<<<<

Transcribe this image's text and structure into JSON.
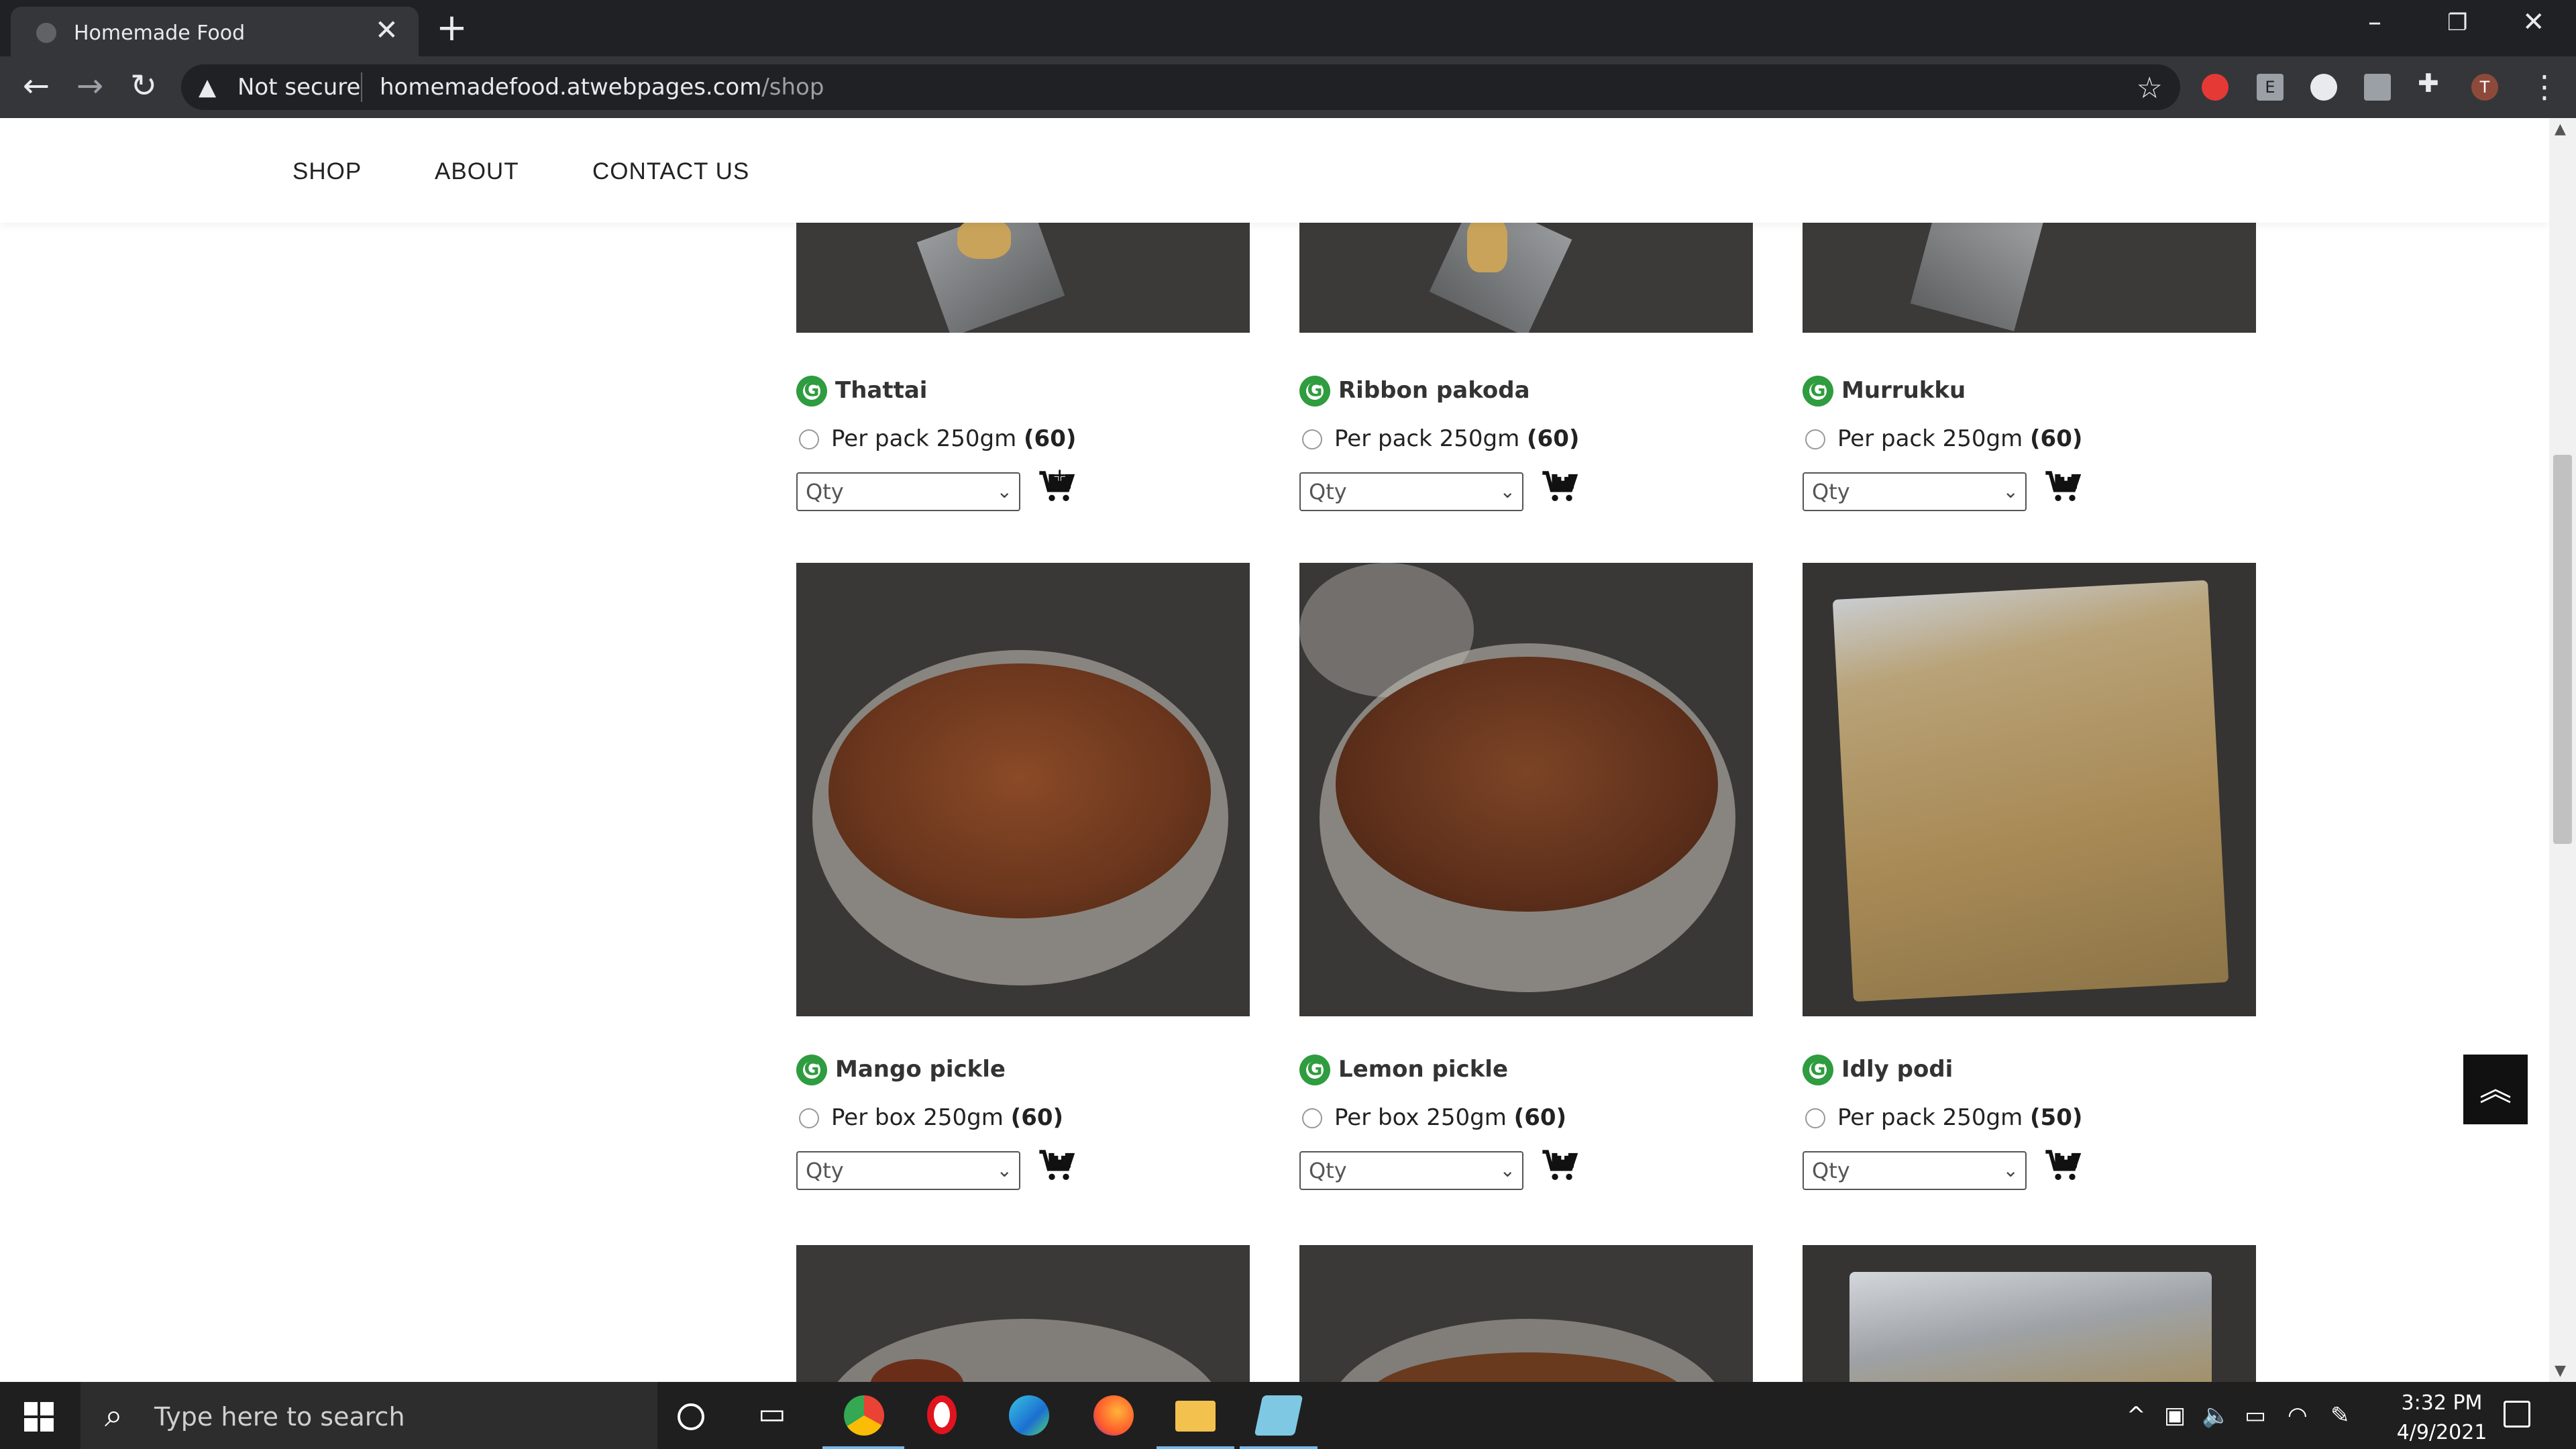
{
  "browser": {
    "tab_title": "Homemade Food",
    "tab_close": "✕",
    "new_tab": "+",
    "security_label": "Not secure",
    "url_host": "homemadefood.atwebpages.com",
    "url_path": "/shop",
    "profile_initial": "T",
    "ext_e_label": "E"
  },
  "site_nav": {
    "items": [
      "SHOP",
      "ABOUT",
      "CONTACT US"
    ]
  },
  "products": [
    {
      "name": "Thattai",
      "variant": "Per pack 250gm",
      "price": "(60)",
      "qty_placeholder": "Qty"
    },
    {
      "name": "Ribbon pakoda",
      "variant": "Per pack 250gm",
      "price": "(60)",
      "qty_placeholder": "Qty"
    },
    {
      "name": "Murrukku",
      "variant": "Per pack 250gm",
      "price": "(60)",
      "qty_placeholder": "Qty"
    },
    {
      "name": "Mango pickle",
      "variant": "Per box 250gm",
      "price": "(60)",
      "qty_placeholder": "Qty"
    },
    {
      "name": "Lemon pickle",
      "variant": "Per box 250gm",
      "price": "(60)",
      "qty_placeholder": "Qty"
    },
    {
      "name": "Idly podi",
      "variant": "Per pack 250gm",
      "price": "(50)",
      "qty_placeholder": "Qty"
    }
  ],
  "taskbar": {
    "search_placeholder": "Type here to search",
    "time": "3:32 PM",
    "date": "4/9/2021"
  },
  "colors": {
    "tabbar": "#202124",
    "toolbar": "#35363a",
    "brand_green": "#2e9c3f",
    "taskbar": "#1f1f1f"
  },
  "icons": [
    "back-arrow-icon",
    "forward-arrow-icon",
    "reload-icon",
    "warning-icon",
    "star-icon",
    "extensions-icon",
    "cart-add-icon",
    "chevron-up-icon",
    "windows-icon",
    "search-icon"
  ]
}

>>>>

### Written task
Read the entries above, then pull out the lines that include "search".

### Result of the exercise
    "search_placeholder": "Type here to search",
    "search-icon"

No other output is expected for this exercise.